Stored items
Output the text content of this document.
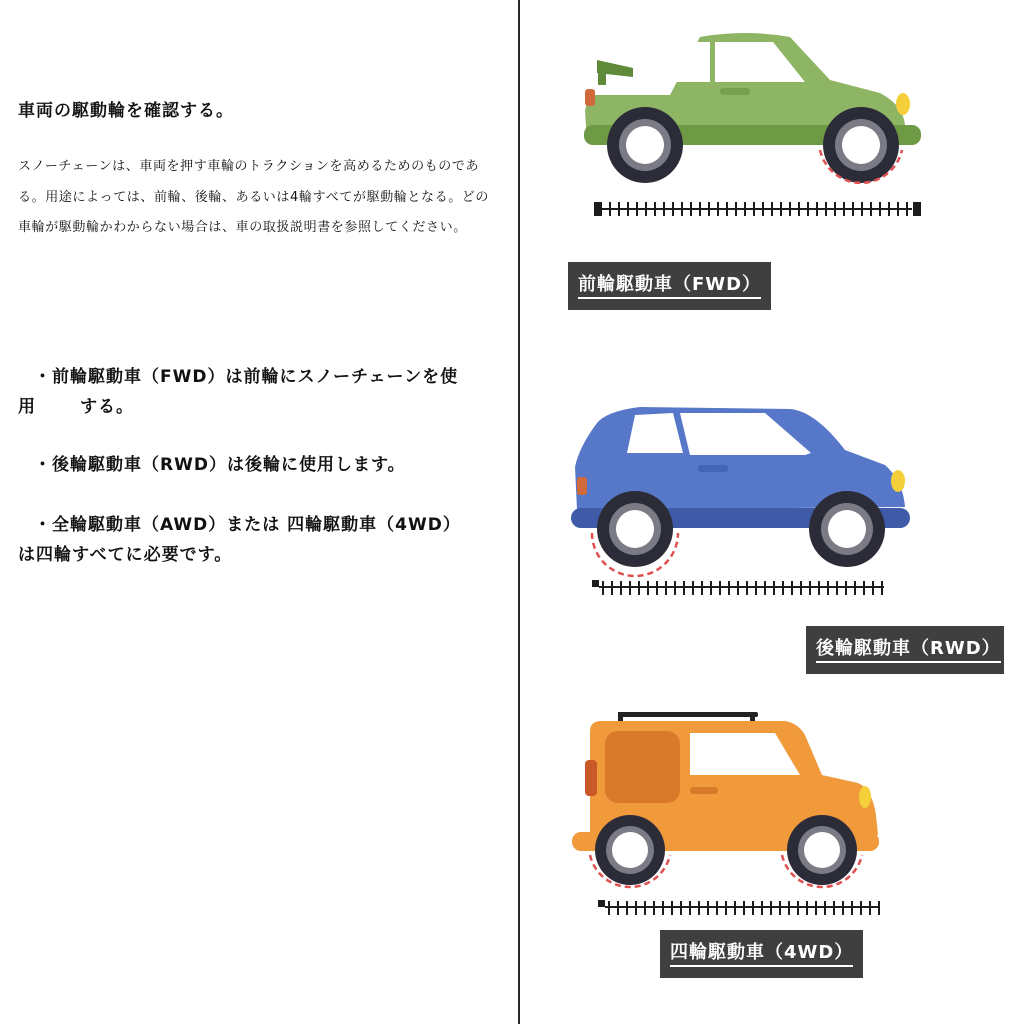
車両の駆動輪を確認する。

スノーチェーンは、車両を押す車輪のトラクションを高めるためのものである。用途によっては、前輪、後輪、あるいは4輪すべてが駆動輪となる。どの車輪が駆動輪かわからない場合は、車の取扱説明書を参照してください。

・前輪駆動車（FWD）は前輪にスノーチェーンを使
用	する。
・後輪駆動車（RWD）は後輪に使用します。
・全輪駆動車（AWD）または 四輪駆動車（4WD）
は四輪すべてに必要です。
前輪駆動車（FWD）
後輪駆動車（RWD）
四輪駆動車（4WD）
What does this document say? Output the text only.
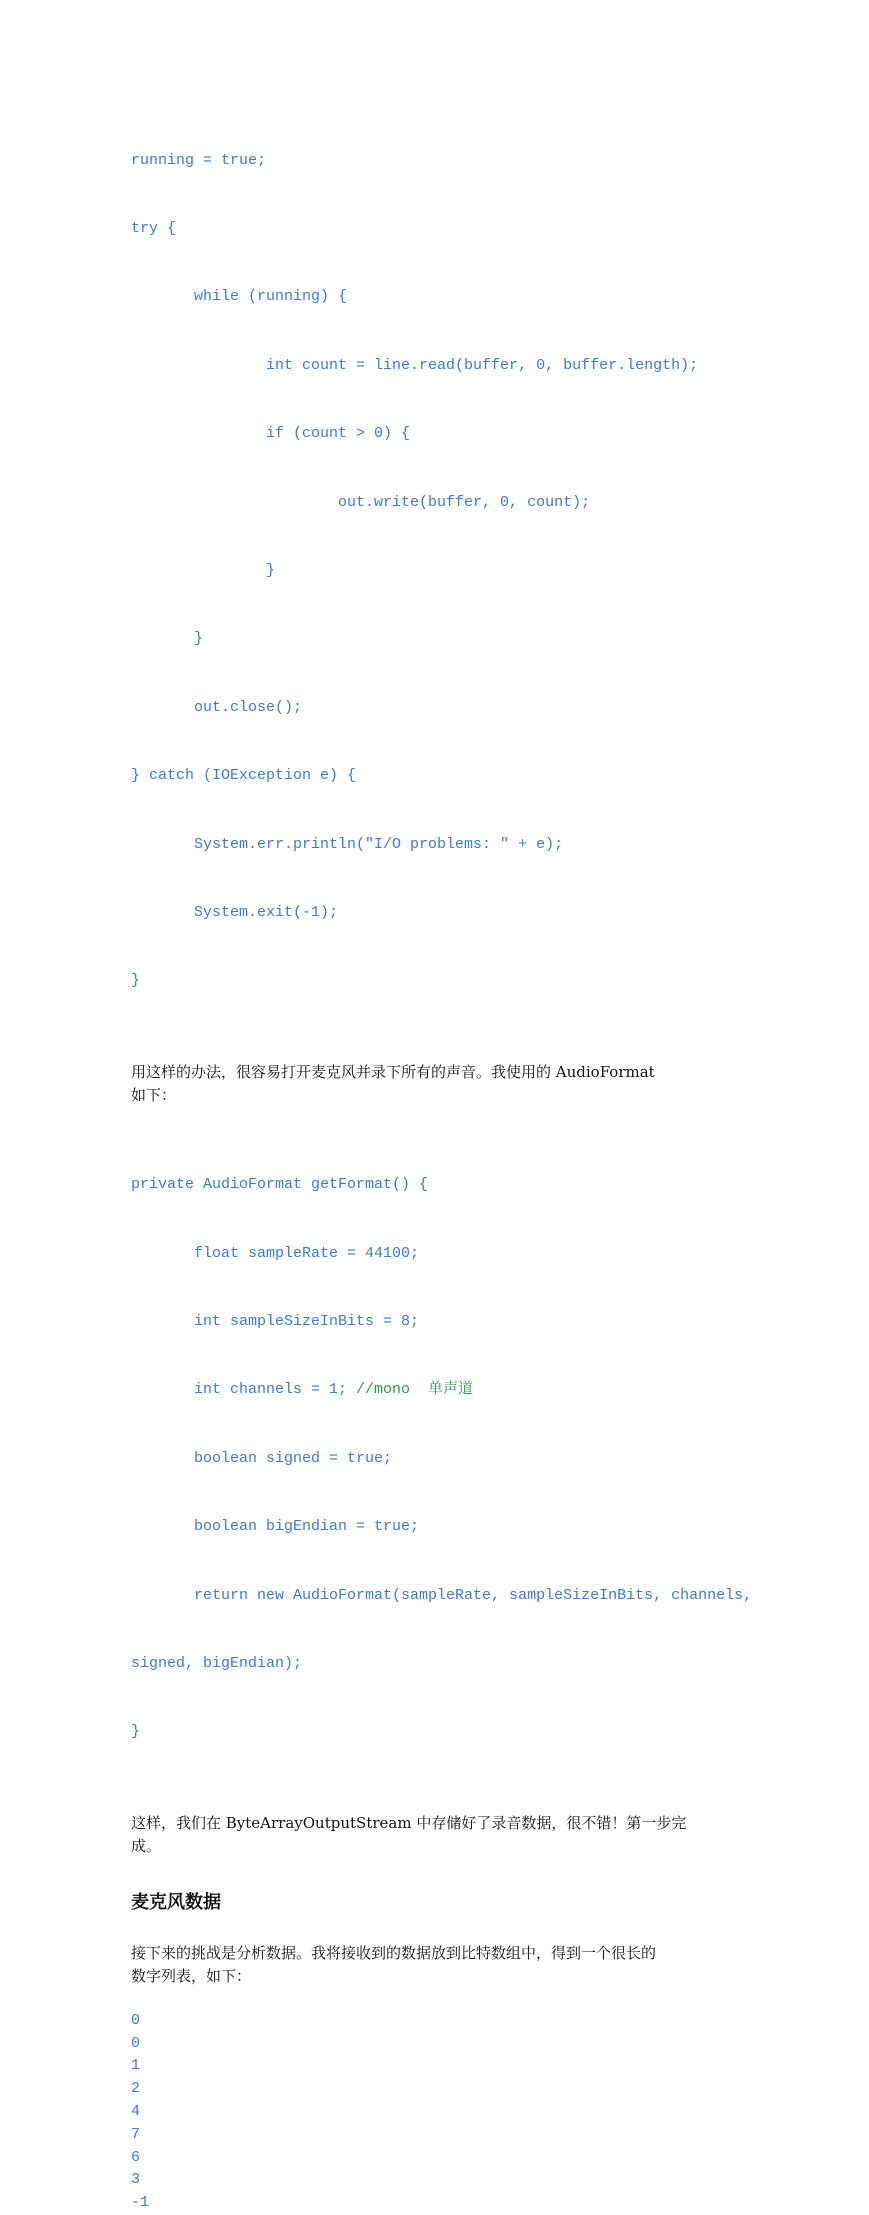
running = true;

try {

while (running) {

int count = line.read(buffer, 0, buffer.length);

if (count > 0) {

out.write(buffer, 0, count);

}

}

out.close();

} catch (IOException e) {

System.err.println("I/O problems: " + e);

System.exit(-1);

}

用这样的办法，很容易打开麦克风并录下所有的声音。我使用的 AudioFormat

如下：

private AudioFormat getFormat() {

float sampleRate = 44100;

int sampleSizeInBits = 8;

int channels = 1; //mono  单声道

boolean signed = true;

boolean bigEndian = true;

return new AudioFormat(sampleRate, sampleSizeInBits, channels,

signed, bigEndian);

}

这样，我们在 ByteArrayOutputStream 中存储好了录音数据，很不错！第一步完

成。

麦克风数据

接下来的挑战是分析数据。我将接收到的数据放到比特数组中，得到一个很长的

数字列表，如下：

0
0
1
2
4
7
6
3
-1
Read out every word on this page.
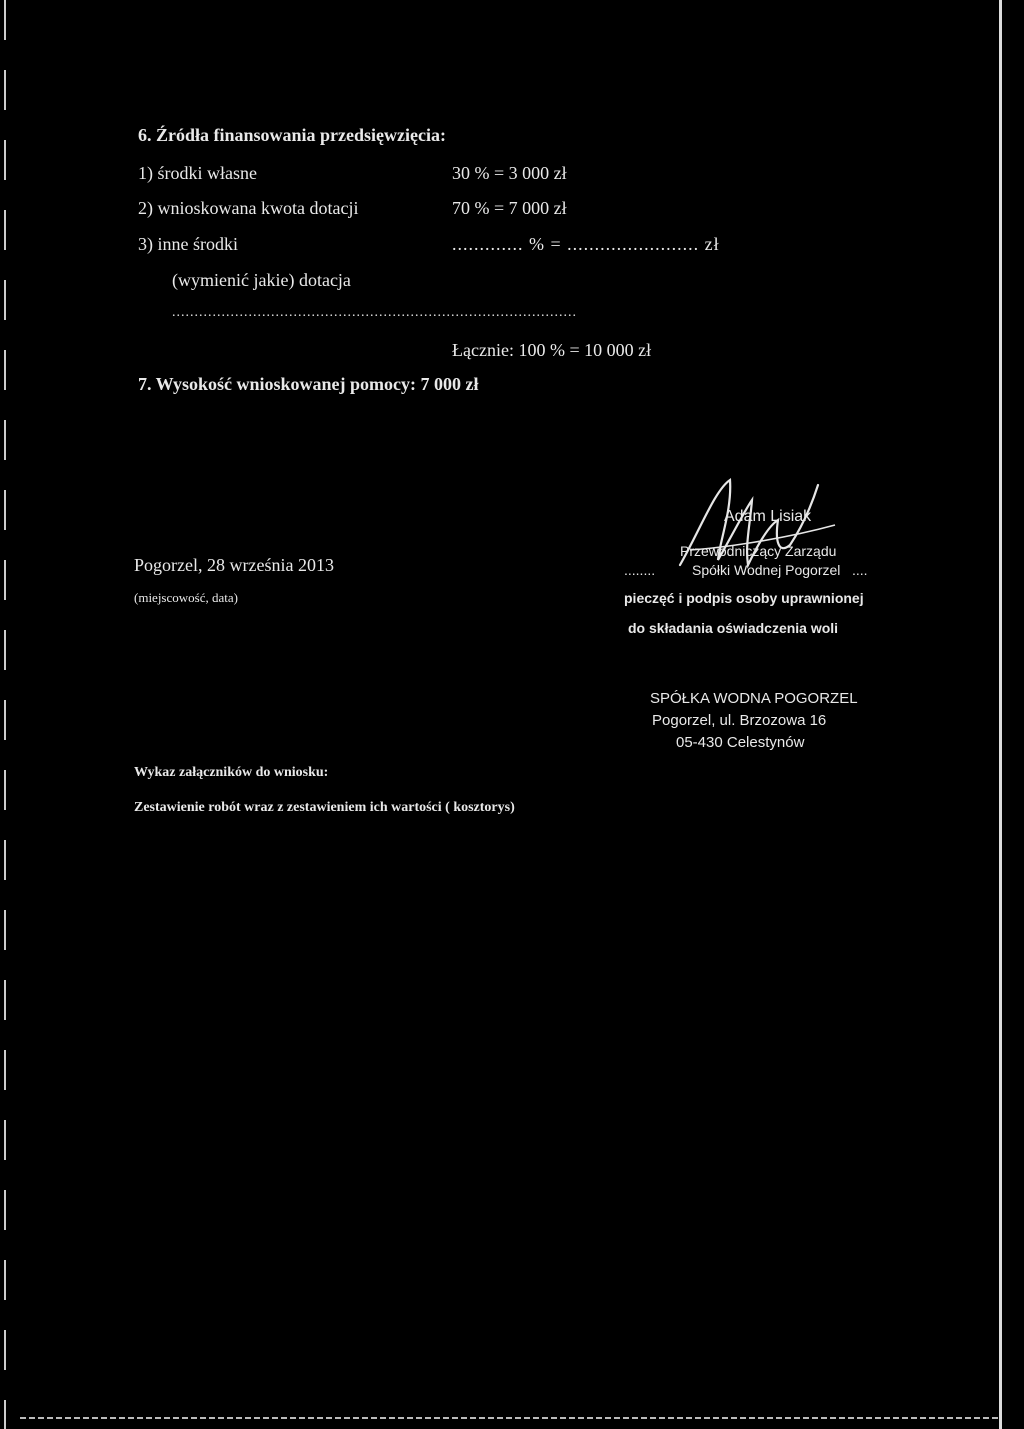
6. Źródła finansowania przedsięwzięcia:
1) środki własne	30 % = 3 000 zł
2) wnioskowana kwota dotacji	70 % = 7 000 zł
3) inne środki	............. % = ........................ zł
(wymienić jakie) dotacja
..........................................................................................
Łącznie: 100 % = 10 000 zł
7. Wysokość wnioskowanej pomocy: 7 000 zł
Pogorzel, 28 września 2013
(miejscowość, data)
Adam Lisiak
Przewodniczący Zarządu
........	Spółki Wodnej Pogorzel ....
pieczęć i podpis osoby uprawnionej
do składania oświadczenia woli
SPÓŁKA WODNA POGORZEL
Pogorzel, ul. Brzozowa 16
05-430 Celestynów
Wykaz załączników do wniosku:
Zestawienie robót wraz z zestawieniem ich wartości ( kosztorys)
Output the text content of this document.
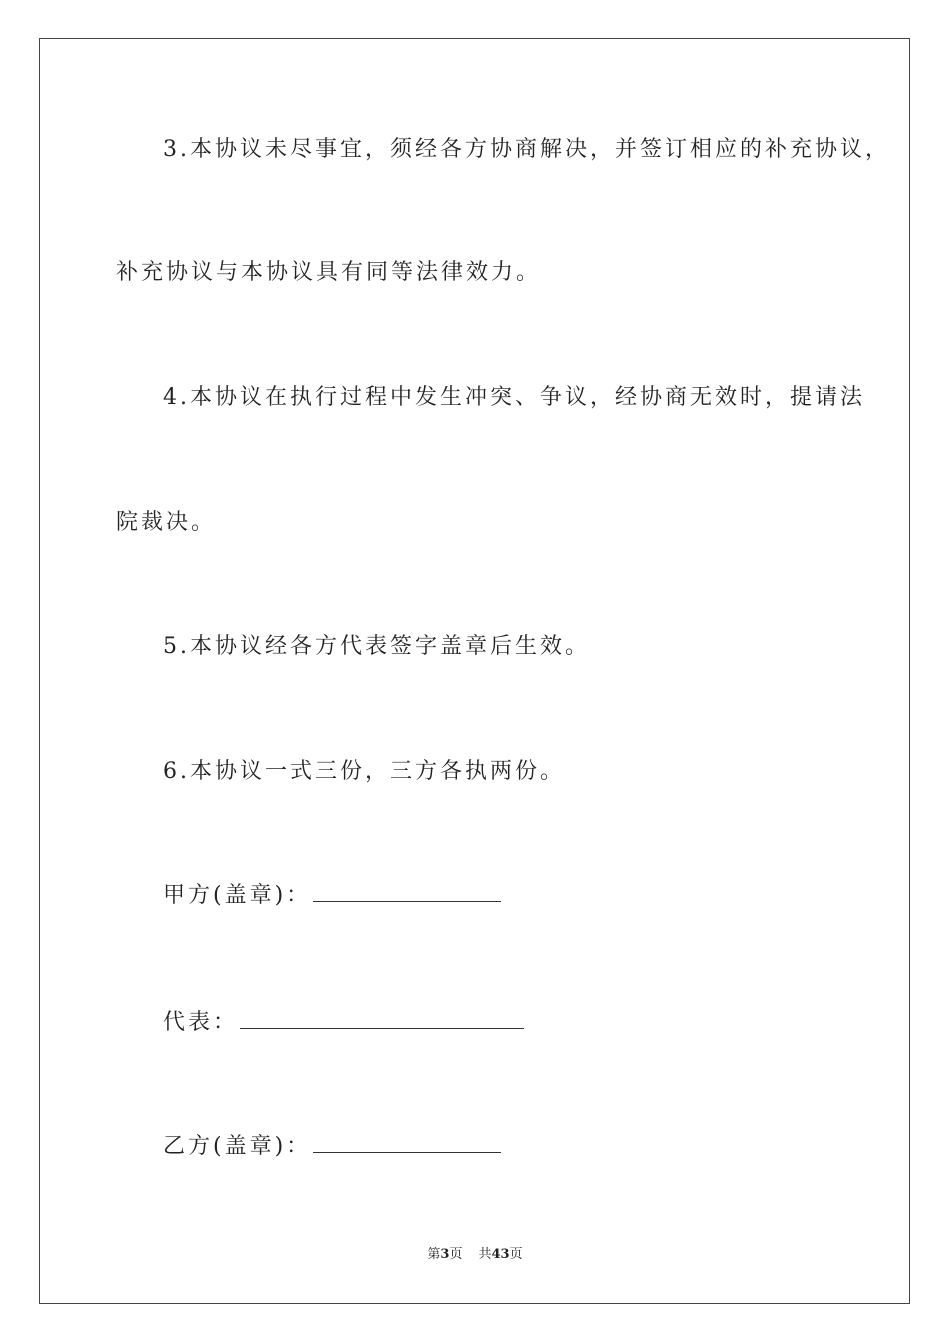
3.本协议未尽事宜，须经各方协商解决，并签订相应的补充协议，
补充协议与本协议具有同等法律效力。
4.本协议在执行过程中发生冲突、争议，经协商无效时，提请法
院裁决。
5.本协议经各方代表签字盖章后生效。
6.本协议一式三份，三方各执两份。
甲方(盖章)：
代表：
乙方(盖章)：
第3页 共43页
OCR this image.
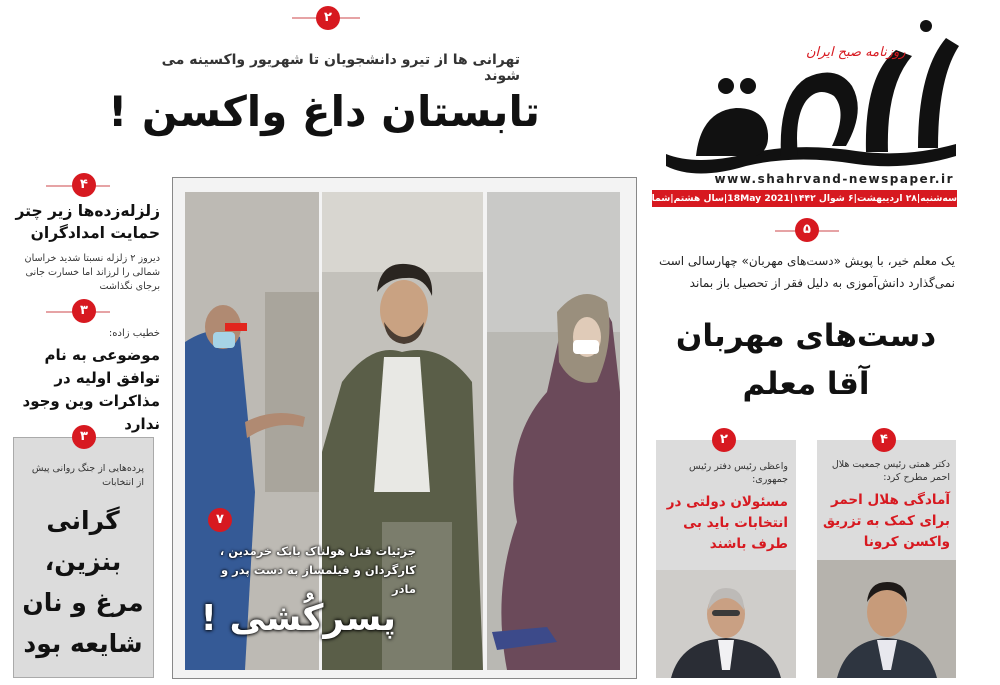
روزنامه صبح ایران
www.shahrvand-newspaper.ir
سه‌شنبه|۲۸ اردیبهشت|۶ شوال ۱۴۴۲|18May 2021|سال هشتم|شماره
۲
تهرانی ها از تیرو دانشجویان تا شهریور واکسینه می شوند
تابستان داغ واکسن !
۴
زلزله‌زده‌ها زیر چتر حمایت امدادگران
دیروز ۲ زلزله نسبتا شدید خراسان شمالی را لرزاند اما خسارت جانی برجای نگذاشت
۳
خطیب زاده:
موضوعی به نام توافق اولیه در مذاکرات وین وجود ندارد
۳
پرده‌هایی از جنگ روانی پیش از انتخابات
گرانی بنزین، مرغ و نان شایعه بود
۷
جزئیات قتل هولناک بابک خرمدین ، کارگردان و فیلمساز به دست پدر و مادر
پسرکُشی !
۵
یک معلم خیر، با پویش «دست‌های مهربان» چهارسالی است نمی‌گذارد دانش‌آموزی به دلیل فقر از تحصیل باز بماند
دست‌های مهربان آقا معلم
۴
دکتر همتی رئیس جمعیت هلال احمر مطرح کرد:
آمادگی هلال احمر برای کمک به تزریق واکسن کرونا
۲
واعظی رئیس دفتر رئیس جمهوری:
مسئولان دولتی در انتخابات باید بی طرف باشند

> _WHAT IS ASKED_
Your task is to return the entries above exactly, with no pictures.

> _EXERCISE ANSWER_
Output the text content of this document.
車両の駆動輪を確認する。

スノーチェーンは、車両を押す車輪のトラクションを高めるためのものである。用途によっては、前輪、後輪、あるいは4輪すべてが駆動輪となる。どの車輪が駆動輪かわからない場合は、車の取扱説明書を参照してください。

・前輪駆動車（FWD）は前輪にスノーチェーンを使
用	する。
・後輪駆動車（RWD）は後輪に使用します。
・全輪駆動車（AWD）または 四輪駆動車（4WD）
は四輪すべてに必要です。
前輪駆動車（FWD）
後輪駆動車（RWD）
四輪駆動車（4WD）
What does this document say? Output the text only.
running = true;

try {

while (running) {

int count = line.read(buffer, 0, buffer.length);

if (count > 0) {

out.write(buffer, 0, count);

}

}

out.close();

} catch (IOException e) {

System.err.println("I/O problems: " + e);

System.exit(-1);

}

用这样的办法，很容易打开麦克风并录下所有的声音。我使用的 AudioFormat

如下：

private AudioFormat getFormat() {

float sampleRate = 44100;

int sampleSizeInBits = 8;

int channels = 1; //mono  单声道

boolean signed = true;

boolean bigEndian = true;

return new AudioFormat(sampleRate, sampleSizeInBits, channels,

signed, bigEndian);

}

这样，我们在 ByteArrayOutputStream 中存储好了录音数据，很不错！第一步完

成。

麦克风数据

接下来的挑战是分析数据。我将接收到的数据放到比特数组中，得到一个很长的

数字列表，如下：

0
0
1
2
4
7
6
3
-1
Read out every word on this page.
6. Źródła finansowania przedsięwzięcia:
1) środki własne	30 % = 3 000 zł
2) wnioskowana kwota dotacji	70 % = 7 000 zł
3) inne środki	............. % = ........................ zł
(wymienić jakie) dotacja
..........................................................................................
Łącznie: 100 % = 10 000 zł
7. Wysokość wnioskowanej pomocy: 7 000 zł
Pogorzel, 28 września 2013
(miejscowość, data)
Adam Lisiak
Przewodniczący Zarządu
........	Spółki Wodnej Pogorzel ....
pieczęć i podpis osoby uprawnionej
do składania oświadczenia woli
SPÓŁKA WODNA POGORZEL
Pogorzel, ul. Brzozowa 16
05-430 Celestynów
Wykaz załączników do wniosku:
Zestawienie robót wraz z zestawieniem ich wartości ( kosztorys)
Output the text content of this document.
3.本协议未尽事宜，须经各方协商解决，并签订相应的补充协议，
补充协议与本协议具有同等法律效力。
4.本协议在执行过程中发生冲突、争议，经协商无效时，提请法
院裁决。
5.本协议经各方代表签字盖章后生效。
6.本协议一式三份，三方各执两份。
甲方(盖章)：
代表：
乙方(盖章)：
第3页 共43页
OCR this image.
روزنامه صبح ایران
www.shahrvand-newspaper.ir
سه‌شنبه|۲۸ اردیبهشت|۶ شوال ۱۴۴۲|18May 2021|سال هشتم|شماره
۲
تهرانی ها از تیرو دانشجویان تا شهریور واکسینه می شوند
تابستان داغ واکسن !
۴
زلزله‌زده‌ها زیر چتر حمایت امدادگران
دیروز ۲ زلزله نسبتا شدید خراسان شمالی را لرزاند اما خسارت جانی برجای نگذاشت
۳
خطیب زاده:
موضوعی به نام توافق اولیه در مذاکرات وین وجود ندارد
۳
پرده‌هایی از جنگ روانی پیش از انتخابات
گرانی بنزین، مرغ و نان شایعه بود
۷
جزئیات قتل هولناک بابک خرمدین ، کارگردان و فیلمساز به دست پدر و مادر
پسرکُشی !
۵
یک معلم خیر، با پویش «دست‌های مهربان» چهارسالی است نمی‌گذارد دانش‌آموزی به دلیل فقر از تحصیل باز بماند
دست‌های مهربان آقا معلم
۴
دکتر همتی رئیس جمعیت هلال احمر مطرح کرد:
آمادگی هلال احمر برای کمک به تزریق واکسن کرونا
۲
واعظی رئیس دفتر رئیس جمهوری:
مسئولان دولتی در انتخابات باید بی طرف باشند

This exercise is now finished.